━━ Provided records ━━

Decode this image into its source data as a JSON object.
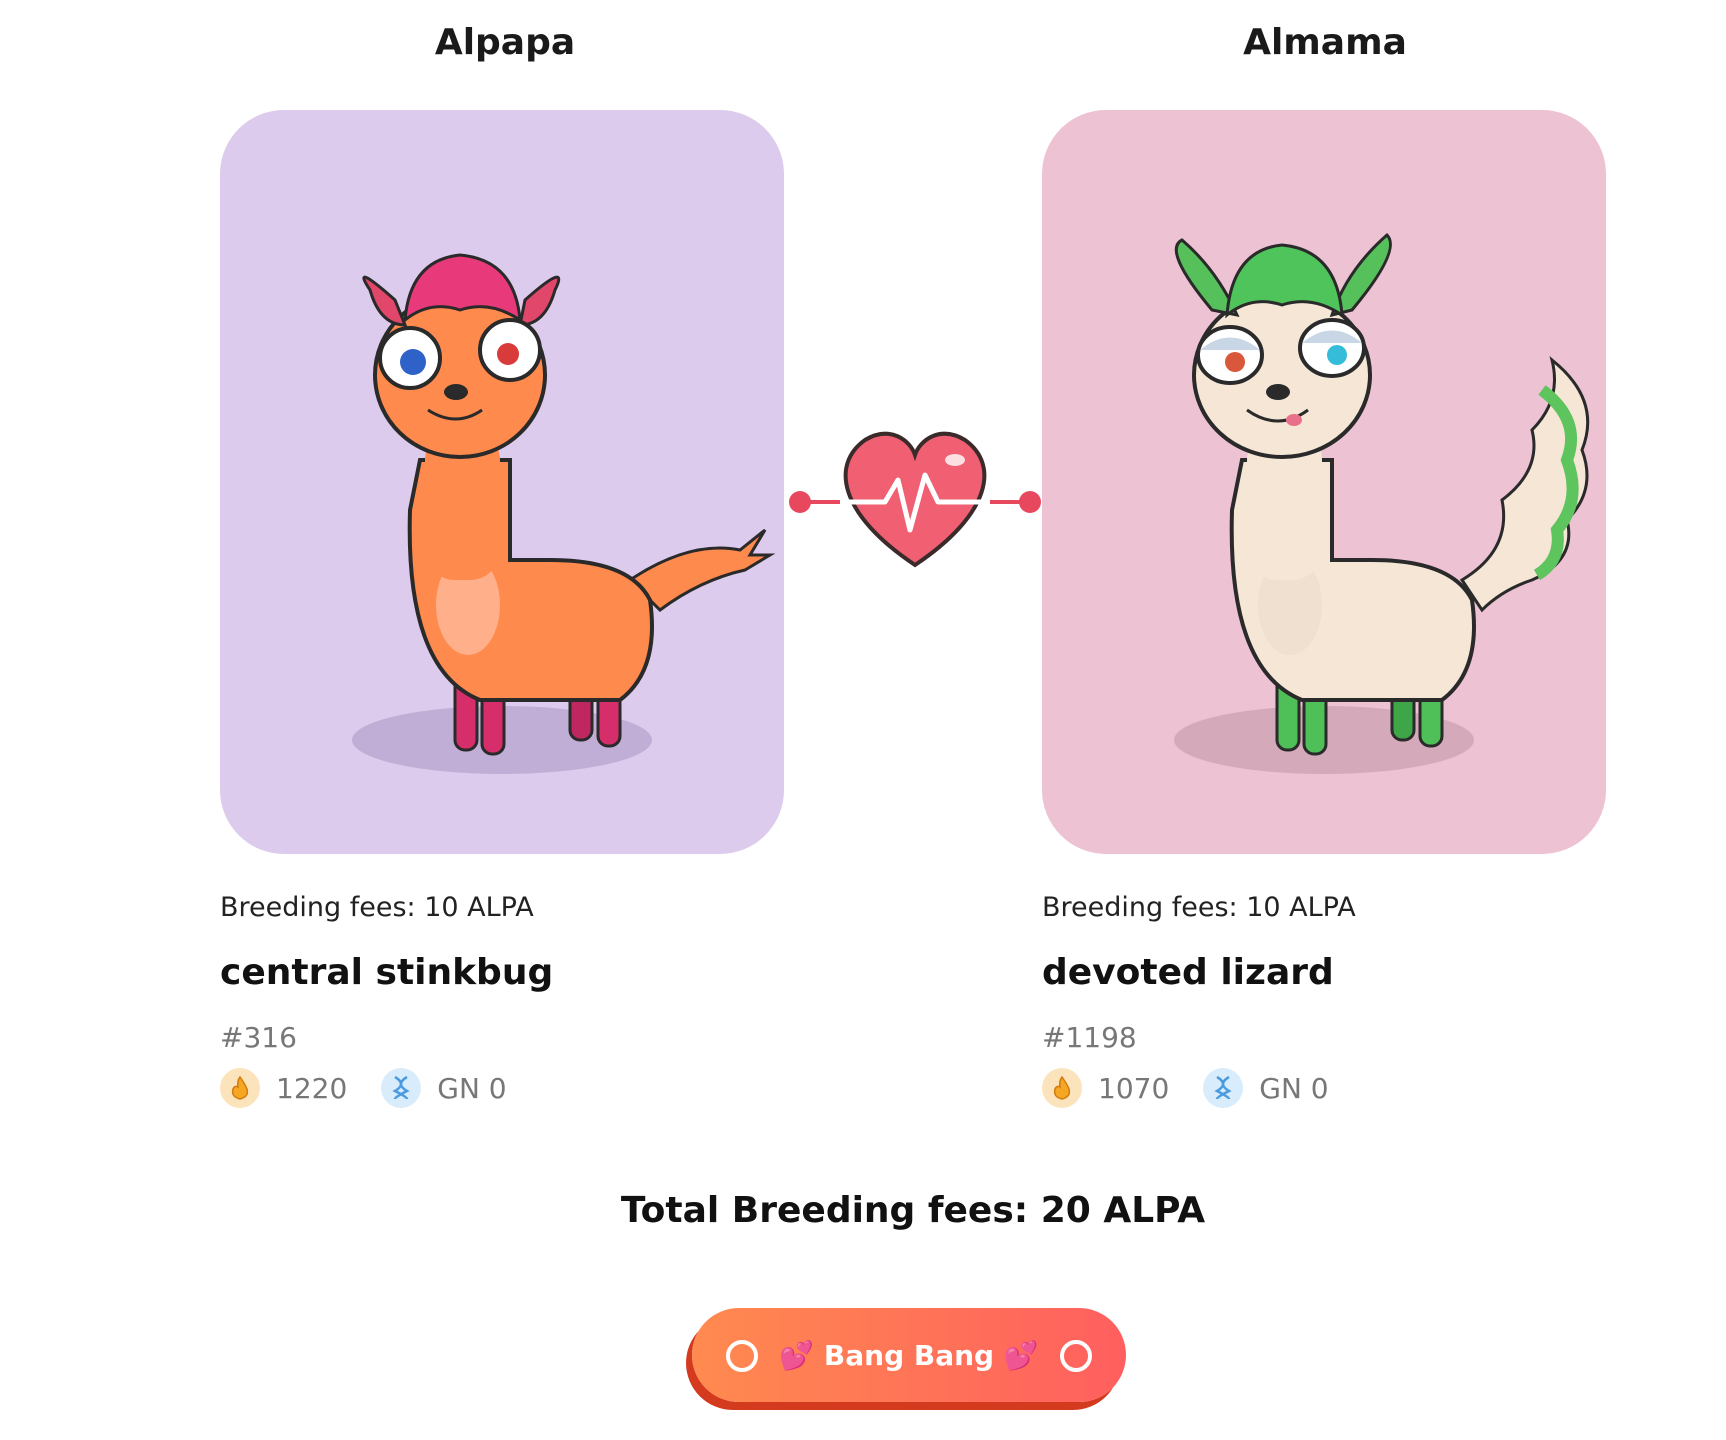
{
  "left": {
    "heading": "Alpapa",
    "fee_text": "Breeding fees: 10 ALPA",
    "name": "central stinkbug",
    "id": "#316",
    "energy": "1220",
    "generation": "GN 0",
    "card_color": "#dccbec"
  },
  "right": {
    "heading": "Almama",
    "fee_text": "Breeding fees: 10 ALPA",
    "name": "devoted lizard",
    "id": "#1198",
    "energy": "1070",
    "generation": "GN 0",
    "card_color": "#edc2d3"
  },
  "total_fee_text": "Total Breeding fees: 20 ALPA",
  "action_button": {
    "label": "💕 Bang Bang 💕"
  },
  "icons": {
    "energy": "fire-icon",
    "generation": "dna-icon",
    "center": "heartbeat-icon"
  },
  "colors": {
    "accent_start": "#ff8a4f",
    "accent_end": "#ff5f5f",
    "button_shadow": "#d33a1e",
    "heart": "#e8485e"
  }
}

━━━

#### Task instructions:
Leave out the pictures and output every record above precisely as given.

#### Completed task:
Decode this image into its source data as a JSON object.
{
  "left": {
    "heading": "Alpapa",
    "fee_text": "Breeding fees: 10 ALPA",
    "name": "central stinkbug",
    "id": "#316",
    "energy": "1220",
    "generation": "GN 0",
    "card_color": "#dccbec"
  },
  "right": {
    "heading": "Almama",
    "fee_text": "Breeding fees: 10 ALPA",
    "name": "devoted lizard",
    "id": "#1198",
    "energy": "1070",
    "generation": "GN 0",
    "card_color": "#edc2d3"
  },
  "total_fee_text": "Total Breeding fees: 20 ALPA",
  "action_button": {
    "label": "💕 Bang Bang 💕"
  },
  "icons": {
    "energy": "fire-icon",
    "generation": "dna-icon",
    "center": "heartbeat-icon"
  },
  "colors": {
    "accent_start": "#ff8a4f",
    "accent_end": "#ff5f5f",
    "button_shadow": "#d33a1e",
    "heart": "#e8485e"
  }
}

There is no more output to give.